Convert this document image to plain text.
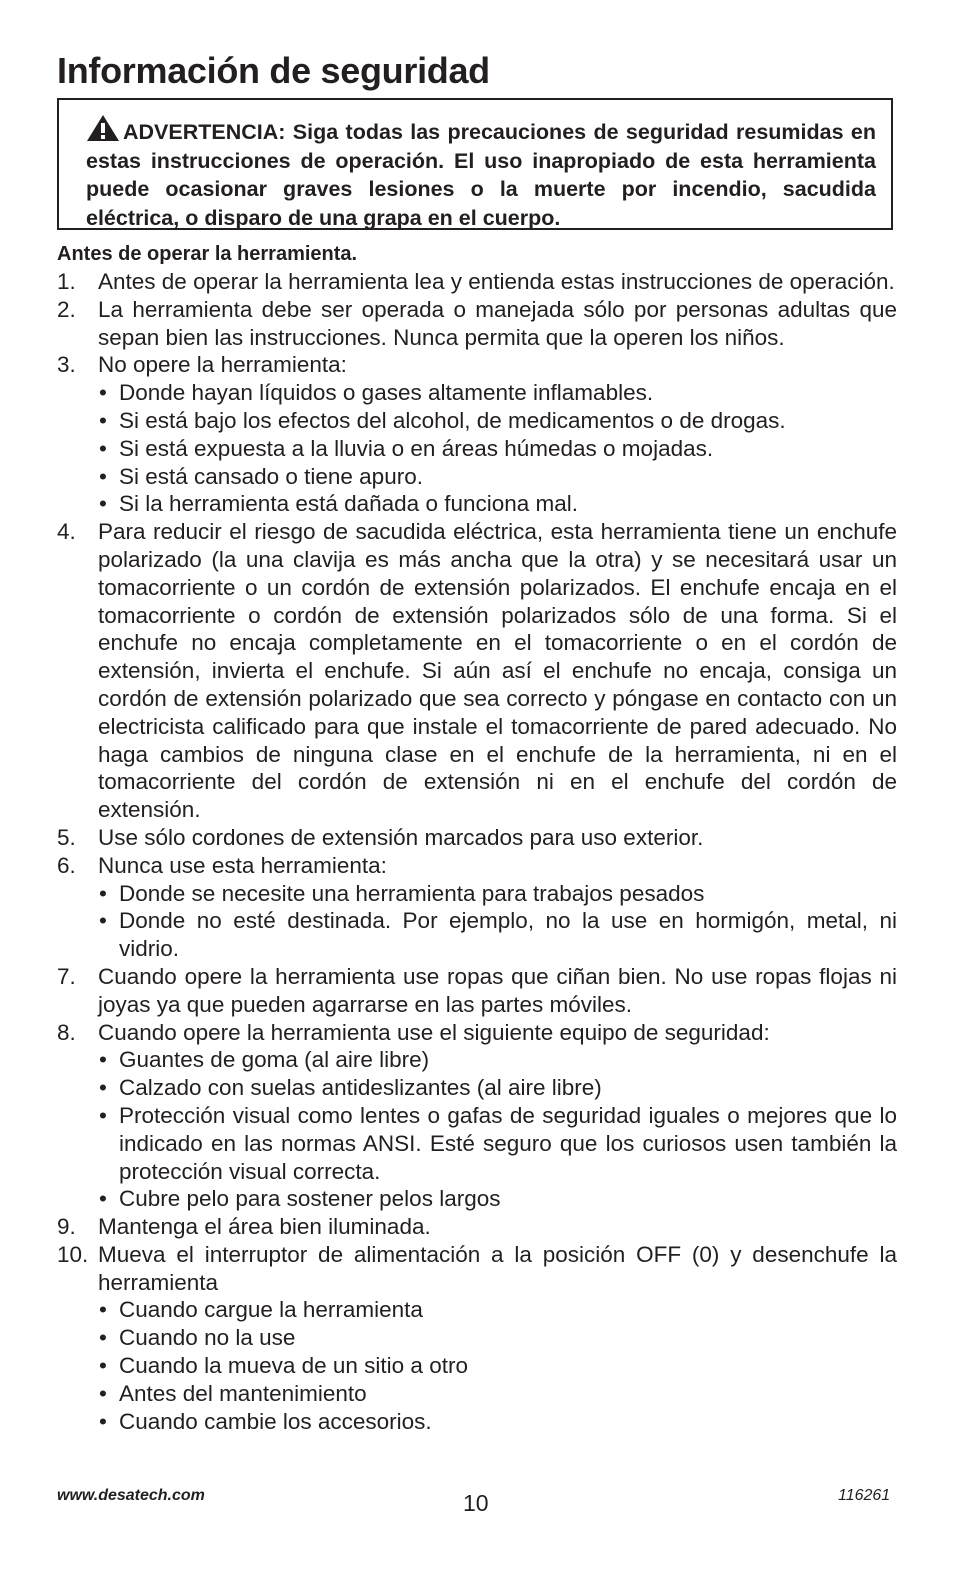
Información de seguridad
ADVERTENCIA: Siga todas las precauciones de seguridad resumidas en estas instrucciones de operación. El uso inapropiado de esta herramienta puede ocasionar graves lesiones o la muerte por incendio, sacudida eléctrica, o disparo de una grapa en el cuerpo.
Antes de operar la herramienta.
1. Antes de operar la herramienta lea y entienda estas instrucciones de operación.
2. La herramienta debe ser operada o manejada sólo por personas adultas que sepan bien las instrucciones. Nunca permita que la operen los niños.
3. No opere la herramienta:
• Donde hayan líquidos o gases altamente inflamables.
• Si está bajo los efectos del alcohol, de medicamentos o de drogas.
• Si está expuesta a la lluvia o en áreas húmedas o mojadas.
• Si está cansado o tiene apuro.
• Si la herramienta está dañada o funciona mal.
4. Para reducir el riesgo de sacudida eléctrica, esta herramienta tiene un enchufe polarizado (la una clavija es más ancha que la otra) y se necesitará usar un tomacorriente o un cordón de extensión polarizados. El enchufe encaja en el tomacorriente o cordón de extensión polarizados sólo de una forma. Si el enchufe no encaja completamente en el tomacorriente o en el cordón de extensión, invierta el enchufe. Si aún así el enchufe no encaja, consiga un cordón de extensión polarizado que sea correcto y póngase en contacto con un electricista calificado para que instale el tomacorriente de pared adecuado. No haga cambios de ninguna clase en el enchufe de la herramienta, ni en el tomacorriente del cordón de extensión ni en el enchufe del cordón de extensión.
5. Use sólo cordones de extensión marcados para uso exterior.
6. Nunca use esta herramienta:
• Donde se necesite una herramienta para trabajos pesados
• Donde no esté destinada. Por ejemplo, no la use en hormigón, metal, ni vidrio.
7. Cuando opere la herramienta use ropas que ciñan bien. No use ropas flojas ni joyas ya que pueden agarrarse en las partes móviles.
8. Cuando opere la herramienta use el siguiente equipo de seguridad:
• Guantes de goma (al aire libre)
• Calzado con suelas antideslizantes (al aire libre)
• Protección visual como lentes o gafas de seguridad iguales o mejores que lo indicado en las normas ANSI. Esté seguro que los curiosos usen también la protección visual correcta.
• Cubre pelo para sostener pelos largos
9. Mantenga el área bien iluminada.
10. Mueva el interruptor de alimentación a la posición OFF (0) y desenchufe la herramienta
• Cuando cargue la herramienta
• Cuando no la use
• Cuando la mueva de un sitio a otro
• Antes del mantenimiento
• Cuando cambie los accesorios.
www.desatech.com	10	116261
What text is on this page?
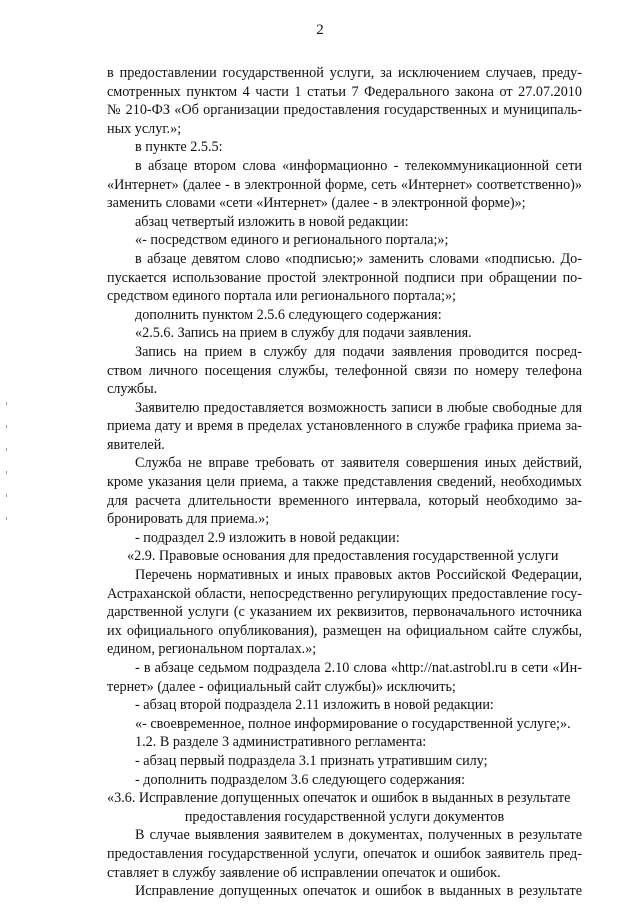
2
в предоставлении государственной услуги, за исключением случаев, преду-
смотренных пунктом 4 части 1 статьи 7 Федерального закона от 27.07.2010
№ 210-ФЗ «Об организации предоставления государственных и муниципаль-
ных услуг.»;
в пункте 2.5.5:
в абзаце втором слова «информационно - телекоммуникационной сети
«Интернет» (далее - в электронной форме, сеть «Интернет» соответственно)»
заменить словами «сети «Интернет» (далее - в электронной форме)»;
абзац четвертый изложить в новой редакции:
«- посредством единого и регионального портала;»;
в абзаце девятом слово «подписью;» заменить словами «подписью. До-
пускается использование простой электронной подписи при обращении по-
средством единого портала или регионального портала;»;
дополнить пунктом 2.5.6 следующего содержания:
«2.5.6. Запись на прием в службу для подачи заявления.
Запись на прием в службу для подачи заявления проводится посред-
ством личного посещения службы, телефонной связи по номеру телефона
службы.
Заявителю предоставляется возможность записи в любые свободные для
приема дату и время в пределах установленного в службе графика приема за-
явителей.
Служба не вправе требовать от заявителя совершения иных действий,
кроме указания цели приема, а также представления сведений, необходимых
для расчета длительности временного интервала, который необходимо за-
бронировать для приема.»;
- подраздел 2.9 изложить в новой редакции:
«2.9. Правовые основания для предоставления государственной услуги
Перечень нормативных и иных правовых актов Российской Федерации,
Астраханской области, непосредственно регулирующих предоставление госу-
дарственной услуги (с указанием их реквизитов, первоначального источника
их официального опубликования), размещен на официальном сайте службы,
едином, региональном порталах.»;
- в абзаце седьмом подраздела 2.10 слова «http://nat.astrobl.ru в сети «Ин-
тернет» (далее - официальный сайт службы)» исключить;
- абзац второй подраздела 2.11 изложить в новой редакции:
«- своевременное, полное информирование о государственной услуге;».
1.2. В разделе 3 административного регламента:
- абзац первый подраздела 3.1 признать утратившим силу;
- дополнить подразделом 3.6 следующего содержания:
«3.6. Исправление допущенных опечаток и ошибок в выданных в результате
предоставления государственной услуги документов
В случае выявления заявителем в документах, полученных в результате
предоставления государственной услуги, опечаток и ошибок заявитель пред-
ставляет в службу заявление об исправлении опечаток и ошибок.
Исправление допущенных опечаток и ошибок в выданных в результате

***

## INSTRUCTIONS FOR THE TASK
Tell how many lines in the records above contain "результате", giving the number and no other words.

## SOLUTION FOR THIS PROBLEM
3